··· Records for the task

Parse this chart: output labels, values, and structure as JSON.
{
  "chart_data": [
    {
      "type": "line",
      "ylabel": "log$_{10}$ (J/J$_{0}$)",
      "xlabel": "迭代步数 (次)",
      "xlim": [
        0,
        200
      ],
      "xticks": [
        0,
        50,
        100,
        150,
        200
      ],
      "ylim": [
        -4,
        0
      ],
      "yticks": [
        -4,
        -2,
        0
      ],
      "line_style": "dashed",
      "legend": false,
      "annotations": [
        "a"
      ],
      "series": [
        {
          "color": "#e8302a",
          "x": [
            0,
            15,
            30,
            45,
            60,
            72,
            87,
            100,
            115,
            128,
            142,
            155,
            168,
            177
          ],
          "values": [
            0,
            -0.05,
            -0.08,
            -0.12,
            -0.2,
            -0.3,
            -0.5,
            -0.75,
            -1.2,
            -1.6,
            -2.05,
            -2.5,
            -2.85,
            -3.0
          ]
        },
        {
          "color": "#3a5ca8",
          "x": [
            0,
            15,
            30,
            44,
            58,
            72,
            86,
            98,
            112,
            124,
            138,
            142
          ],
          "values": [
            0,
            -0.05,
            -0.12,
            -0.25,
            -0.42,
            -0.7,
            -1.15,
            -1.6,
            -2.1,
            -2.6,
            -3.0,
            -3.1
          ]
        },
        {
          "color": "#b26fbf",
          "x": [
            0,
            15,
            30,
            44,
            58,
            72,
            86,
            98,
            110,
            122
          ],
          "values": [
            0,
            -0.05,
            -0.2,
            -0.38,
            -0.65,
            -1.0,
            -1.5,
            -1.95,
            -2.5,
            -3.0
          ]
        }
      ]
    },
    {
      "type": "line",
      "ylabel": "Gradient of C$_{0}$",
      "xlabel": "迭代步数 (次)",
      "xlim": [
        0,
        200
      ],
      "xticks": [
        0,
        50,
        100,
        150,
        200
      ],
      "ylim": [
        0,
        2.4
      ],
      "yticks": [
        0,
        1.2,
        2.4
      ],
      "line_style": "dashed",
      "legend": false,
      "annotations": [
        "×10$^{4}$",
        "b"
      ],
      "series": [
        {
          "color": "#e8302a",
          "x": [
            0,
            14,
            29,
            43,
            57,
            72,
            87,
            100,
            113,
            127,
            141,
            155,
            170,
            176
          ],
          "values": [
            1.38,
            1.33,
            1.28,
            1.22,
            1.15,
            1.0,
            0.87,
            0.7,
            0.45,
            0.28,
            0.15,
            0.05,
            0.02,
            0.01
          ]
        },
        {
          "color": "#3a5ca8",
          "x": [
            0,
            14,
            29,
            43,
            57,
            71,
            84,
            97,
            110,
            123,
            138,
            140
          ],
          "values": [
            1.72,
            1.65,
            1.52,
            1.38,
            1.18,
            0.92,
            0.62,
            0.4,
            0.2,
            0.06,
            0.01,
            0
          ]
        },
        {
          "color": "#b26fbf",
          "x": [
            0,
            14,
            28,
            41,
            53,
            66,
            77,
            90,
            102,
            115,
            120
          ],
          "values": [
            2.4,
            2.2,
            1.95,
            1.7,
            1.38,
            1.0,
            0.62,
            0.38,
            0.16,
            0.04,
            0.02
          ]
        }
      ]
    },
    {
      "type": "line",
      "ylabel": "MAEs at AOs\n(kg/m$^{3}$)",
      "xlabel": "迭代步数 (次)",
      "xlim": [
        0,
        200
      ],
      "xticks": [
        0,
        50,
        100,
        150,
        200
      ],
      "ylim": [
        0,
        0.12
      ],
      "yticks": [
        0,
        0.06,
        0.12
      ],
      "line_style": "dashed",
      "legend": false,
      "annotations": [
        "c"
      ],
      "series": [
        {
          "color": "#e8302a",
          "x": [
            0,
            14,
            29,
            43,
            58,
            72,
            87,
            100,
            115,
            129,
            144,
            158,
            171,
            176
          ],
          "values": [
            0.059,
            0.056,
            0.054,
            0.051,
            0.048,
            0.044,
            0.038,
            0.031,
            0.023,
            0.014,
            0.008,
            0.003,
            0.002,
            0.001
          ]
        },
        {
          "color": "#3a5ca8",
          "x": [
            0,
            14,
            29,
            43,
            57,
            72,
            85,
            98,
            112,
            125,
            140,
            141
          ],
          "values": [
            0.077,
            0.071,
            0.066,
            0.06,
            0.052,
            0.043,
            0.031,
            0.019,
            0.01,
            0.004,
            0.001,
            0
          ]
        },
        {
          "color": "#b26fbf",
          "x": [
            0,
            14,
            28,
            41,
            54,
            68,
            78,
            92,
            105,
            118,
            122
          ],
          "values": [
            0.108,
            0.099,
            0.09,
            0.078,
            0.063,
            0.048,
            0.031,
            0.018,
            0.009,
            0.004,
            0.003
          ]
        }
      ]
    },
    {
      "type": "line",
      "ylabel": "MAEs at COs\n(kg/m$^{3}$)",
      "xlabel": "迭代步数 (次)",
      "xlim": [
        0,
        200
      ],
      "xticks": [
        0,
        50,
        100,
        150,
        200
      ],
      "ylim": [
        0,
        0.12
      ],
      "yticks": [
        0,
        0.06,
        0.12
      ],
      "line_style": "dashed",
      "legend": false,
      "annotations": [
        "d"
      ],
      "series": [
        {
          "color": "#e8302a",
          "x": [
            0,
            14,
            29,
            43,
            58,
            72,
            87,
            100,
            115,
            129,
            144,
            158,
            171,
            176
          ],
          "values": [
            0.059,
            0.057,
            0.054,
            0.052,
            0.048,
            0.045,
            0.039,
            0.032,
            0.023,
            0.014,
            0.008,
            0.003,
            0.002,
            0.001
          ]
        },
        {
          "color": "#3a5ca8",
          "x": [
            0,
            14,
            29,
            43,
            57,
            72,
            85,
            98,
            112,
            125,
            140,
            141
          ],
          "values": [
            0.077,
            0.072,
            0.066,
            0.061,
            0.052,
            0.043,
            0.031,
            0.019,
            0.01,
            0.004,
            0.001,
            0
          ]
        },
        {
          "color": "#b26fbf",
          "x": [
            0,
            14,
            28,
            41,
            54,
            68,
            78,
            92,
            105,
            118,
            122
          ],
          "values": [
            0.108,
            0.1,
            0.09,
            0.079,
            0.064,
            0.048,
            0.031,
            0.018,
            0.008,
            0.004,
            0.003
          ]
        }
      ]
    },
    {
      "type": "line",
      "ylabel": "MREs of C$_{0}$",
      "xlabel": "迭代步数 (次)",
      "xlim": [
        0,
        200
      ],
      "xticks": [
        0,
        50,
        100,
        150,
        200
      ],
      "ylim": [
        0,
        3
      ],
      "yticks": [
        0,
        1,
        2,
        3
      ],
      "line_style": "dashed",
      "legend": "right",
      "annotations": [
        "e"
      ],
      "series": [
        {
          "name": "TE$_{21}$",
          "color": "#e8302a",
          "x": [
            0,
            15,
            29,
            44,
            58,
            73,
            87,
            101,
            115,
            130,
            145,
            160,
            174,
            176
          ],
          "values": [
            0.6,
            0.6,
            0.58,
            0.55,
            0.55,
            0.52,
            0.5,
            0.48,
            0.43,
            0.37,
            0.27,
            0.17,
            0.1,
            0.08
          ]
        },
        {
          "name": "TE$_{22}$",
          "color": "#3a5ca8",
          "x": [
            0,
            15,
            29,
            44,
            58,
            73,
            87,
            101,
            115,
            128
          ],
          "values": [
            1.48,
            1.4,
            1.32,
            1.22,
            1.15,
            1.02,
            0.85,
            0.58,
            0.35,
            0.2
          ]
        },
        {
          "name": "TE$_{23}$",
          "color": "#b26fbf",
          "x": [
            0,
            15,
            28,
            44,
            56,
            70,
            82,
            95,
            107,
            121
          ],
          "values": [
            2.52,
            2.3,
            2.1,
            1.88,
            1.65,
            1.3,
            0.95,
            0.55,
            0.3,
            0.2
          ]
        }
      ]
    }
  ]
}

······

--- Exercise prompt ---
Find the word "ylabel" in the data and copy out each line where it turns up.

--- Finished exercise ---
      "ylabel": "log$_{10}$ (J/J$_{0}$)",
      "ylabel": "Gradient of C$_{0}$",
      "ylabel": "MAEs at AOs\n(kg/m$^{3}$)",
      "ylabel": "MAEs at COs\n(kg/m$^{3}$)",
      "ylabel": "MREs of C$_{0}$",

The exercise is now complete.